PROVIDED ENTRIES »
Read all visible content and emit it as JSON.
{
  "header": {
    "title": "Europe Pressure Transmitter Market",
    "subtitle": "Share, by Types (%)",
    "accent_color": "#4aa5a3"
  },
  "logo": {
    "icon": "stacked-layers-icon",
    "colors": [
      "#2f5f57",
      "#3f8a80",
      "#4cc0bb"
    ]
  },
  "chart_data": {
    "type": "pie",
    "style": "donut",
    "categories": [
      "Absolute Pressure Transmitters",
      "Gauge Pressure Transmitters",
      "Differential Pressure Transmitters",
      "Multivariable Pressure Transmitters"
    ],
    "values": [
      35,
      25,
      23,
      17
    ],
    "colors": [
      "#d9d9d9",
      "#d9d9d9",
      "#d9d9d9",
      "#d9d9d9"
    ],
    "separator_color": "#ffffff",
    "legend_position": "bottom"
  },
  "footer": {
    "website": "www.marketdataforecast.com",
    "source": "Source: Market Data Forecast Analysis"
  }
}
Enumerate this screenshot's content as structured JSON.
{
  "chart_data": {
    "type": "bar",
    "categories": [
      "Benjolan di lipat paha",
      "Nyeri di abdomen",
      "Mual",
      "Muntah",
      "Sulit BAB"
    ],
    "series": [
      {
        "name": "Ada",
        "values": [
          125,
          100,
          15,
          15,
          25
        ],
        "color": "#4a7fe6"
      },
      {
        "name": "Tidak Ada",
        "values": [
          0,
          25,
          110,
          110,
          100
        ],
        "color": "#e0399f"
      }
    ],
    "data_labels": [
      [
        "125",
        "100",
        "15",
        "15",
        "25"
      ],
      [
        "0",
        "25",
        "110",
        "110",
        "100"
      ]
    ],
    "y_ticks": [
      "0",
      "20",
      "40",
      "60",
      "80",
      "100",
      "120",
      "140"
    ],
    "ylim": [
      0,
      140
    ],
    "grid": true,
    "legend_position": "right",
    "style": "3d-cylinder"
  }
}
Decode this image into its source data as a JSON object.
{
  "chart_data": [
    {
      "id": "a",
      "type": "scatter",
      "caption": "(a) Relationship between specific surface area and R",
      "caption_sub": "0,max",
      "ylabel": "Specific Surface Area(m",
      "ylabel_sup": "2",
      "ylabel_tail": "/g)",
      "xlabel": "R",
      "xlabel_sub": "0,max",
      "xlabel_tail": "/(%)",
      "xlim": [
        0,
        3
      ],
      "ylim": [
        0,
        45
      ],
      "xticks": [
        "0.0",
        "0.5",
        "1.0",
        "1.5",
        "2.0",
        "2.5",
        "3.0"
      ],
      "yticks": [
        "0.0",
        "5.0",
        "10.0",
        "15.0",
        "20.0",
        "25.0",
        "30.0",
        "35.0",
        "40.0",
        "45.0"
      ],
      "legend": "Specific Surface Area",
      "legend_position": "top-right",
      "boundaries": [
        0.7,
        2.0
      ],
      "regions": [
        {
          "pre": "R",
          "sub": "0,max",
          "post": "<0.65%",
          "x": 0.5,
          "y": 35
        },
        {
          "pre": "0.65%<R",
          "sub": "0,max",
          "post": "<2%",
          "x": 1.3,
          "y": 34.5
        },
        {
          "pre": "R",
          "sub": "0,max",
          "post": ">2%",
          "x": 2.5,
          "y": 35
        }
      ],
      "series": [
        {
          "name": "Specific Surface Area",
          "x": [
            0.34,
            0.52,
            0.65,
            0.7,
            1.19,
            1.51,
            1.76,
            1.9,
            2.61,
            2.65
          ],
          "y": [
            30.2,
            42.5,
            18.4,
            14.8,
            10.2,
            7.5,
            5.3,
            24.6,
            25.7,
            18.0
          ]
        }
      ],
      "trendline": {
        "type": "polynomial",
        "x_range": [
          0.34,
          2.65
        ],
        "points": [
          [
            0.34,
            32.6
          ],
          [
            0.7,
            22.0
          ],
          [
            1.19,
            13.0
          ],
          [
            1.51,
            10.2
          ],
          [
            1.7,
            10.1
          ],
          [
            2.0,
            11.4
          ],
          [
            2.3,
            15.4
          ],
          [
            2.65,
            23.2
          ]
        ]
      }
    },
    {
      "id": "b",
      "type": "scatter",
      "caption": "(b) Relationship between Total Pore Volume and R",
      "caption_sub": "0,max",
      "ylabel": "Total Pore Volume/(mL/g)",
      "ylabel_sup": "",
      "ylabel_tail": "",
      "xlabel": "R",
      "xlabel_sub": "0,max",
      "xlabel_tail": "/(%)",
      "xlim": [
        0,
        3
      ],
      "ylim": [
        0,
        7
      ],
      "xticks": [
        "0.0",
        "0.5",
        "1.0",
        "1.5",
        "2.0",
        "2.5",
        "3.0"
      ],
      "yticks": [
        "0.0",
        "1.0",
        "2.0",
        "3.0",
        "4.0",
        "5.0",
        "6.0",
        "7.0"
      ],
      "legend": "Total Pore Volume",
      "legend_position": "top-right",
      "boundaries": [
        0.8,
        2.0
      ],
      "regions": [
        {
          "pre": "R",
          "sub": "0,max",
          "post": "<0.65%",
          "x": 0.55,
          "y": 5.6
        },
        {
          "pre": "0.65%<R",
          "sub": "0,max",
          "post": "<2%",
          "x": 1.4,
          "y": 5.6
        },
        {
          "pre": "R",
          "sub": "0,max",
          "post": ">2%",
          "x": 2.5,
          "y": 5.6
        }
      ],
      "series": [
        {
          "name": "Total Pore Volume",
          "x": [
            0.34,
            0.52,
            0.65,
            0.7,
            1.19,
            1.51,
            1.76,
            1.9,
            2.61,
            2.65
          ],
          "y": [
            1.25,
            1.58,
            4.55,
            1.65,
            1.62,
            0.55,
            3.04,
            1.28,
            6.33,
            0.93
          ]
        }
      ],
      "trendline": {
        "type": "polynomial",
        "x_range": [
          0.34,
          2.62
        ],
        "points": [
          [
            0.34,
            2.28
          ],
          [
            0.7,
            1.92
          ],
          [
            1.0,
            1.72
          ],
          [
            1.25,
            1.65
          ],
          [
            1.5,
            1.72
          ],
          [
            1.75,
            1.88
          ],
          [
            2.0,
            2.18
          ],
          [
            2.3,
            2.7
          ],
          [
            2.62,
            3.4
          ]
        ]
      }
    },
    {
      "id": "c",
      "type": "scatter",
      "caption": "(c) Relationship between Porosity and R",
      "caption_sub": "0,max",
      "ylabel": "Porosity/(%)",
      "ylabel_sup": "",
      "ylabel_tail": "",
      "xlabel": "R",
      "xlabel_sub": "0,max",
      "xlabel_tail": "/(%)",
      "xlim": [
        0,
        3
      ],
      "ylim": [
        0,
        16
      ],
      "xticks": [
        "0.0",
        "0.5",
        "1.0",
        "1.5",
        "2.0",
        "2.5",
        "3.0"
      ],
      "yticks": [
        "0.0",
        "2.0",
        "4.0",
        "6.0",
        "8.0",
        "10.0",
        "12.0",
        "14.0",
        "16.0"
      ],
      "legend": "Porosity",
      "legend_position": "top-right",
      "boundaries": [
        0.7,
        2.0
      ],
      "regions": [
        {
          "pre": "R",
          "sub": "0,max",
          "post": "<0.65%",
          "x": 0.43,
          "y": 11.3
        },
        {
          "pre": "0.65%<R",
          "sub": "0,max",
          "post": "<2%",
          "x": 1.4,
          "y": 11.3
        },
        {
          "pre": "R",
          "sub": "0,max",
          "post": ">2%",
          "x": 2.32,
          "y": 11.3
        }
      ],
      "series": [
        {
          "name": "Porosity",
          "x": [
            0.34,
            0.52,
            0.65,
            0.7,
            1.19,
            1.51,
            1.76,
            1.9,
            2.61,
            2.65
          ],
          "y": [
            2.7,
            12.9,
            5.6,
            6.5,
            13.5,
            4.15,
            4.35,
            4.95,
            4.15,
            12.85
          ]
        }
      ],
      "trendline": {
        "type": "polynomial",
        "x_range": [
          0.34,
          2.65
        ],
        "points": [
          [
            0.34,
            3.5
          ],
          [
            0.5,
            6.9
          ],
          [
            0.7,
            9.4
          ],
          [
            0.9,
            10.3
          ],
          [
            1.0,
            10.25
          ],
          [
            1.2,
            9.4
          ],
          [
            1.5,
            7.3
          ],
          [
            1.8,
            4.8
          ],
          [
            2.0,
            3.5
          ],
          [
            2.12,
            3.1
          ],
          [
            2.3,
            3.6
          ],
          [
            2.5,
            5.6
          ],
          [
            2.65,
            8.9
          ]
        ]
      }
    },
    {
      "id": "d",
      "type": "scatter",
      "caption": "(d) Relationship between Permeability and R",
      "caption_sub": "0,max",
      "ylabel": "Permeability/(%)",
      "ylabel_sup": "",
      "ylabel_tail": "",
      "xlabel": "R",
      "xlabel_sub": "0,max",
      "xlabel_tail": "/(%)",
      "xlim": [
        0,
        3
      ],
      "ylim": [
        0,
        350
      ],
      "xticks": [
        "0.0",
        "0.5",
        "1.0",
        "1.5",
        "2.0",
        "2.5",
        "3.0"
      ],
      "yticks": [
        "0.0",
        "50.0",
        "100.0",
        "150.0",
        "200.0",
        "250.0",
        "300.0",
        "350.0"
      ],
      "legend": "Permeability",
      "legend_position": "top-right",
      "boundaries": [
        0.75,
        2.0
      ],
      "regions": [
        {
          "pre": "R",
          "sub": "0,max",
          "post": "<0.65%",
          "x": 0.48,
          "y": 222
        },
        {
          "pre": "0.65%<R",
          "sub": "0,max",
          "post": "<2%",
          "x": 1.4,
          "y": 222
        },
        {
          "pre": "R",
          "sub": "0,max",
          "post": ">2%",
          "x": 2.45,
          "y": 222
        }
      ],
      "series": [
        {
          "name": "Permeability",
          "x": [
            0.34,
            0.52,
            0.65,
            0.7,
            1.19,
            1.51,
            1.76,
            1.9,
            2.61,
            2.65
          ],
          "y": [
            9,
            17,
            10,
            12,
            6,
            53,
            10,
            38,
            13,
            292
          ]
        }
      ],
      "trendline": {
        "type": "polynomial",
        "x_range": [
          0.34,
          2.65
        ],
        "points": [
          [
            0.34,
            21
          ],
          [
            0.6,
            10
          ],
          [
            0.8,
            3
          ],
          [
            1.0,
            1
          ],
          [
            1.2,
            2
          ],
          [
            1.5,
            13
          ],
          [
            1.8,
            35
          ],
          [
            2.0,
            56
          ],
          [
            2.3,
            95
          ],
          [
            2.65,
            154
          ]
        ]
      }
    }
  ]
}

STATED PROBLEM » Report how many lines in the data contain the word "Pore", with no words besides the number.

RESPONSE FOR THIS EXERCISE » 4